**Source text**
--- START ---

Anyone that compares a scripting languate (python) to a full programming language that also as a VM has no clue. a scripting language has minimal overhead memory requirements because it does not have much of a memory management job to do.
I don't see how that makes any sense. Python also has bytecode and a VM, and it does the same job in less memory with equivalent or better performence. It's object-oriented and performs garbage collection, as does java. What do you mean, "it does not have much of a memory management job to do"?
Napster-to-go says "Fill and refill your compatible MP3 player", which is a lie. It's not MP3. It's WMA with DRM.
I am, however, a little leary on the performance parity bit. Don't get me wrong, I love programming in Python, but I know from experience that it still costs a good bit to create all the dictionaries that are used for frame construction, global maniuplation, and object management.
I did a little benchmarking recently, and I can confirm that for typical algorithmic benchmarks (not heavily library or IO oriented) Python is more than 100 times slower than C/C++. There's a Python "specializing compiler" called Psyco that produces significant speedup, running my little fibonacci test around half the speed of C, very impressive.
Java on the other hand has had huge amounts of effort and money put into making it run faster, and to my surprise, I found it now runs my fibonacci benchmark faster than gcc-compiled C. Overall, Java performance has improved from horrible to tolerable. Programs are still taking a long time to start, even on a beefy machine, but to be fair, I've seen some long startup times on some C++ programs as well.
Python really beats Java in startup time, with the result that Python gets used here and Java doesn't.
Python is, however, fast enough for a great many applications. I'm just a little skeptical about it being quite as fast in certain aspects.
I see Pysco has made it into Debian Sid, this is a good sign.
Have you got your LWN subscription yet?
This article is a giant vat of uninformed bullshit.
I won't address Java 1.4x points because in general, java 1.4 sucks. (Handicapped threads, new io architecture forced on installed base, inept standard regex and logging facilities, bah)
Java on store shelves: The fast majority of companies use java to model internal business processes and integrate them into systems. Java is extremely useful for this because programmers don't have to worry about hardware. This is not the kind of software you shrinkwrap.

--- END ---

Please continue the discussion of Python and Java performance above, picking up after its last comment.

Page layout parsing data

--- START ---

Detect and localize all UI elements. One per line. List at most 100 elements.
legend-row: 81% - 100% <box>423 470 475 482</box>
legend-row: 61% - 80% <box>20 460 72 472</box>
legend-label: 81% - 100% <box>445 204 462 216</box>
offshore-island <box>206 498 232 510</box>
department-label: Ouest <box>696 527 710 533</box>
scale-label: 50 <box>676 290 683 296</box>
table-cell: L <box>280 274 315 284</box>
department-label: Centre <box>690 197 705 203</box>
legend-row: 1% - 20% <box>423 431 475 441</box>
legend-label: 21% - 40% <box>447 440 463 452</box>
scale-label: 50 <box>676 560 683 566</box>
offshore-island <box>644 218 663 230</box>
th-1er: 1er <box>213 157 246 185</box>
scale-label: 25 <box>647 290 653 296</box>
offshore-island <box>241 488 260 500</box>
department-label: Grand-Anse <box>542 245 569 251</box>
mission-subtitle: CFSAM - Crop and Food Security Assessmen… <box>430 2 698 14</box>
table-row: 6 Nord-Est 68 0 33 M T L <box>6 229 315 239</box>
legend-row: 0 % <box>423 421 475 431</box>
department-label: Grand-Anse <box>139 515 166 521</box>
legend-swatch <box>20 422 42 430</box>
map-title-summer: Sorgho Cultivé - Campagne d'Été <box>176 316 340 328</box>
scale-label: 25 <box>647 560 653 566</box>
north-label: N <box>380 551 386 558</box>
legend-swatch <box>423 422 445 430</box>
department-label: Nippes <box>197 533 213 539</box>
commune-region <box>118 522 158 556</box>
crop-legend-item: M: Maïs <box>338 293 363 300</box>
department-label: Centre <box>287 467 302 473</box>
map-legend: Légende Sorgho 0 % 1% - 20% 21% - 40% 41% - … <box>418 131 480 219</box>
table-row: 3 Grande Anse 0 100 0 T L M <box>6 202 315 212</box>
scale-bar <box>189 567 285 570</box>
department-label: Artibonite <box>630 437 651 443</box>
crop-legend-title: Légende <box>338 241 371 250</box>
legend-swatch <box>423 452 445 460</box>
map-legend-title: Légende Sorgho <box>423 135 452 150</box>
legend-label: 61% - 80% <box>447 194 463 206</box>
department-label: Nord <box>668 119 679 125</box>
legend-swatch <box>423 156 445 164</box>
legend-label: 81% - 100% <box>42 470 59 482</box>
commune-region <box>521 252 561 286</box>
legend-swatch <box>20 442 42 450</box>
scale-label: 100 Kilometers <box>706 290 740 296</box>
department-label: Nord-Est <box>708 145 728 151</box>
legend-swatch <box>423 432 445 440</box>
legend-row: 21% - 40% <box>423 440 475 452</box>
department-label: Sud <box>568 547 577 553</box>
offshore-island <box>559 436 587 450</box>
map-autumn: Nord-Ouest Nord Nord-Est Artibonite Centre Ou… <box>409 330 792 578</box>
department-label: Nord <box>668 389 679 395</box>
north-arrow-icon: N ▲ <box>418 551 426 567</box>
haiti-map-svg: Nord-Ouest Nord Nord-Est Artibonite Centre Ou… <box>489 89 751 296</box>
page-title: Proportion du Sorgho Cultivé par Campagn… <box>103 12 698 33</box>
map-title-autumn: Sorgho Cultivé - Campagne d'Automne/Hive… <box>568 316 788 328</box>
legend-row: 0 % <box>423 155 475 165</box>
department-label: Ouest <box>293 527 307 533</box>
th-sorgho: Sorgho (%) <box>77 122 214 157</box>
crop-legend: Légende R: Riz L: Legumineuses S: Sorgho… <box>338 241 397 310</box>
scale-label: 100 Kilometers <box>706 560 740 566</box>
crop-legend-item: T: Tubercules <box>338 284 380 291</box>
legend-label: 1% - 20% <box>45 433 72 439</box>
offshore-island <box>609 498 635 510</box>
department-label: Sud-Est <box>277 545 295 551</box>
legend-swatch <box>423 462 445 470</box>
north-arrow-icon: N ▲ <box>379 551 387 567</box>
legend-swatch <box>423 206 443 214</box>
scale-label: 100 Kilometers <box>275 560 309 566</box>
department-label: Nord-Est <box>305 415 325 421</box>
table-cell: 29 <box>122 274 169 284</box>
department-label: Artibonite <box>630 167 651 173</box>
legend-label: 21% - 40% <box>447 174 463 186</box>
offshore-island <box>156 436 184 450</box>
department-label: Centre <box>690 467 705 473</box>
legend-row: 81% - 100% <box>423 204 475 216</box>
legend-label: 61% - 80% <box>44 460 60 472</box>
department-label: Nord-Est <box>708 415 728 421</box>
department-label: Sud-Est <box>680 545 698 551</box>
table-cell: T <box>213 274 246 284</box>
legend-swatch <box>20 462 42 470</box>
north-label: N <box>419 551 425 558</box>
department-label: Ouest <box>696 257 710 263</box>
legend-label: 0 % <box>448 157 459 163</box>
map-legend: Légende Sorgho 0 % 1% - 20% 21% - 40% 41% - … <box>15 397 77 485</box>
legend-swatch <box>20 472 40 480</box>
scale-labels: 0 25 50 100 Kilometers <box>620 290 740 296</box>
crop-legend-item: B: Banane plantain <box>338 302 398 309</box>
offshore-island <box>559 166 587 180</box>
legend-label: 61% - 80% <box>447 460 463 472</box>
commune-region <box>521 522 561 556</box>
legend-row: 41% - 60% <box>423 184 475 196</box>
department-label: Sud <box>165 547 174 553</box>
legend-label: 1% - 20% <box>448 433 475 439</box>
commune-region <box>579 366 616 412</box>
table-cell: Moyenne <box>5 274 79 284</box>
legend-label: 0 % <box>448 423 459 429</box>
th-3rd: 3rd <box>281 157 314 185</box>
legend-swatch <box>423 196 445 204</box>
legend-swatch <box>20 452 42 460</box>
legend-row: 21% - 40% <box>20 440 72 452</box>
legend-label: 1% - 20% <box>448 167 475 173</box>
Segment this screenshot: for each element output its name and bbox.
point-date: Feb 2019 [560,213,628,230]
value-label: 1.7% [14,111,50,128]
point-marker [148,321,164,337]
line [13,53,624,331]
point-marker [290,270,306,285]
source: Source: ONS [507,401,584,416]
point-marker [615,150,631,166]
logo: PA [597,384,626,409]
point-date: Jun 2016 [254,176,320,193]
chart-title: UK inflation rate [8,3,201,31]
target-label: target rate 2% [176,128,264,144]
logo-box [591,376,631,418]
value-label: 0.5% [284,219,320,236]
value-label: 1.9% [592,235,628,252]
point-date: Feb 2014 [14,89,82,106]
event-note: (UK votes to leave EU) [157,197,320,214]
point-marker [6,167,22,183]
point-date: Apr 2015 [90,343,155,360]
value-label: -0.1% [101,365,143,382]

--- END ---

**Answer box**
TogetherJ/TogetherSoft: The installer asks you if you want to install a JDK with the product, or use a separately installed one. It also will tell you if your installed JDK is sufficient.
Python: Python source is compiled into bytecode upon first interpreting. It has it's own VM, also mutable from native code. There are quite a number of differences between python and java, but your comparison is uninformed.
Java Minor releases: The differences between 1.2 and 1.3 is quite large. These are not minor releases, despite sun's versioning scheme.
JNI Stability: JNI isn't easy to produce correctly. But it's stability is a responsibility of the programmer. C programmers don't blame the OS when a program segfaults.
I guarantee had this article been about perl's deficiencies, it would've been scrutinized with a scope large enough to see Venus, and wouldn't have made it passed submission.
I would just add two states.
If you have to run handreds of calculations on an array with millions of records then neither Java or Python are good - you better do it in some database system, b/c you need just memory management (which is good today in both Python and Java, Python's results are just more compact) - in that case you'll need data management and thus you need DBMS.
But if your calculations (even simple, like Hello+World) are from separate OS processes, then Java is out of picture. As many people noticed, startup time of JVM is long and class loading is very slow. Python is still ok. Although my tests show TCL has the best performance for such class of tests. Among scripting languages - there are resons to write fork-based listeners on C.
Less is more !
This is a power grab by an internal Sun committee. It's riddled with scaremongering and concocted reasons why the ARC should control Java. It's a sign of deep malaise within Sun.